(Stored records)
================================

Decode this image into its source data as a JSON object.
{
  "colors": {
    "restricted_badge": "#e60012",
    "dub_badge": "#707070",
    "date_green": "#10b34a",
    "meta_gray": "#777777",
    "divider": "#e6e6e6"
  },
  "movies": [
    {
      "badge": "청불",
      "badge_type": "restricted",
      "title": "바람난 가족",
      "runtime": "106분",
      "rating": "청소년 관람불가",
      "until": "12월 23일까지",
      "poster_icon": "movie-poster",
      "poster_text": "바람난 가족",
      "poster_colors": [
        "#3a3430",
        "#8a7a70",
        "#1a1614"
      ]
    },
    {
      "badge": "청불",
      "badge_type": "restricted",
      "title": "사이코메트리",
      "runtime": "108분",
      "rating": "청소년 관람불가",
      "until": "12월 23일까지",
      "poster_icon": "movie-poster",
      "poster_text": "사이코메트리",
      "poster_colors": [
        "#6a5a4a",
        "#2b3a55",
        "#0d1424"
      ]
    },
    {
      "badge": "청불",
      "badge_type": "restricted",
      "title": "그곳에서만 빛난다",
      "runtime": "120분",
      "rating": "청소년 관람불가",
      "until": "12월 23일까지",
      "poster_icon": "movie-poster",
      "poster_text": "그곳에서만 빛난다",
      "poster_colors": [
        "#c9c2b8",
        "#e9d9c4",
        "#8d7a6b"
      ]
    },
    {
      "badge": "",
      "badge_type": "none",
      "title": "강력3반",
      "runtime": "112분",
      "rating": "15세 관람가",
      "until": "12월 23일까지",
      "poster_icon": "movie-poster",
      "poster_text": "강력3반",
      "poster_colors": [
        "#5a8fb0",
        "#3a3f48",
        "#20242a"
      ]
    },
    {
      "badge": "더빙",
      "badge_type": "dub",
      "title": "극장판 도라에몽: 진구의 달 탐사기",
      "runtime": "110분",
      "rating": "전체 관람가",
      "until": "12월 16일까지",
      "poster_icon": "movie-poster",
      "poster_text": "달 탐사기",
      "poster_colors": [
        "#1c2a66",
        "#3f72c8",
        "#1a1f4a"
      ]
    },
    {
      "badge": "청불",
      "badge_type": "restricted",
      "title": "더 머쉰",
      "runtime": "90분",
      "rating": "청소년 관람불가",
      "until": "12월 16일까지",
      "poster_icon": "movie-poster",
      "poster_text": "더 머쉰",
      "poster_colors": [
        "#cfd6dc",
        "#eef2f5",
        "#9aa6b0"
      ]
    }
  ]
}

================================

### What you should do
Each line in the material above must be retyped without alteration.

### Right answer
Decode this image into its source data as a JSON object.
{
  "colors": {
    "restricted_badge": "#e60012",
    "dub_badge": "#707070",
    "date_green": "#10b34a",
    "meta_gray": "#777777",
    "divider": "#e6e6e6"
  },
  "movies": [
    {
      "badge": "청불",
      "badge_type": "restricted",
      "title": "바람난 가족",
      "runtime": "106분",
      "rating": "청소년 관람불가",
      "until": "12월 23일까지",
      "poster_icon": "movie-poster",
      "poster_text": "바람난 가족",
      "poster_colors": [
        "#3a3430",
        "#8a7a70",
        "#1a1614"
      ]
    },
    {
      "badge": "청불",
      "badge_type": "restricted",
      "title": "사이코메트리",
      "runtime": "108분",
      "rating": "청소년 관람불가",
      "until": "12월 23일까지",
      "poster_icon": "movie-poster",
      "poster_text": "사이코메트리",
      "poster_colors": [
        "#6a5a4a",
        "#2b3a55",
        "#0d1424"
      ]
    },
    {
      "badge": "청불",
      "badge_type": "restricted",
      "title": "그곳에서만 빛난다",
      "runtime": "120분",
      "rating": "청소년 관람불가",
      "until": "12월 23일까지",
      "poster_icon": "movie-poster",
      "poster_text": "그곳에서만 빛난다",
      "poster_colors": [
        "#c9c2b8",
        "#e9d9c4",
        "#8d7a6b"
      ]
    },
    {
      "badge": "",
      "badge_type": "none",
      "title": "강력3반",
      "runtime": "112분",
      "rating": "15세 관람가",
      "until": "12월 23일까지",
      "poster_icon": "movie-poster",
      "poster_text": "강력3반",
      "poster_colors": [
        "#5a8fb0",
        "#3a3f48",
        "#20242a"
      ]
    },
    {
      "badge": "더빙",
      "badge_type": "dub",
      "title": "극장판 도라에몽: 진구의 달 탐사기",
      "runtime": "110분",
      "rating": "전체 관람가",
      "until": "12월 16일까지",
      "poster_icon": "movie-poster",
      "poster_text": "달 탐사기",
      "poster_colors": [
        "#1c2a66",
        "#3f72c8",
        "#1a1f4a"
      ]
    },
    {
      "badge": "청불",
      "badge_type": "restricted",
      "title": "더 머쉰",
      "runtime": "90분",
      "rating": "청소년 관람불가",
      "until": "12월 16일까지",
      "poster_icon": "movie-poster",
      "poster_text": "더 머쉰",
      "poster_colors": [
        "#cfd6dc",
        "#eef2f5",
        "#9aa6b0"
      ]
    }
  ]
}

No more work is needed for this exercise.